Task inputs ->

####################

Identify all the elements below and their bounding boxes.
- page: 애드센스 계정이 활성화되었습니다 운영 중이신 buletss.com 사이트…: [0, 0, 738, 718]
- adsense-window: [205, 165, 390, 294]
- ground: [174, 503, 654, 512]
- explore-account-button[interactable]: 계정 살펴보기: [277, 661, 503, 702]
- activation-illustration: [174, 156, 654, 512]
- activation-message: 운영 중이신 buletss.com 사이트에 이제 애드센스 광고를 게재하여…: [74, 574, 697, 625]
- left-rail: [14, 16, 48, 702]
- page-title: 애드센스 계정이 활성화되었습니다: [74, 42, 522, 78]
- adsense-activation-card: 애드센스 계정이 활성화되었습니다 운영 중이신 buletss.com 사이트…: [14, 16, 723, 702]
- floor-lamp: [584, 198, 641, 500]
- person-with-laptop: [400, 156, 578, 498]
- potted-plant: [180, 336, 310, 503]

####################

Task objective -> Copy the rows above, changing every "buletss.com" to "example.org" and leaving everything else the same.

Result of the task ->
Identify all the elements below and their bounding boxes.
- page: 애드센스 계정이 활성화되었습니다 운영 중이신 example.org 사이트…: [0, 0, 738, 718]
- adsense-window: [205, 165, 390, 294]
- ground: [174, 503, 654, 512]
- explore-account-button[interactable]: 계정 살펴보기: [277, 661, 503, 702]
- activation-illustration: [174, 156, 654, 512]
- activation-message: 운영 중이신 example.org 사이트에 이제 애드센스 광고를 게재하여…: [74, 574, 697, 625]
- left-rail: [14, 16, 48, 702]
- page-title: 애드센스 계정이 활성화되었습니다: [74, 42, 522, 78]
- adsense-activation-card: 애드센스 계정이 활성화되었습니다 운영 중이신 example.org 사이트…: [14, 16, 723, 702]
- floor-lamp: [584, 198, 641, 500]
- person-with-laptop: [400, 156, 578, 498]
- potted-plant: [180, 336, 310, 503]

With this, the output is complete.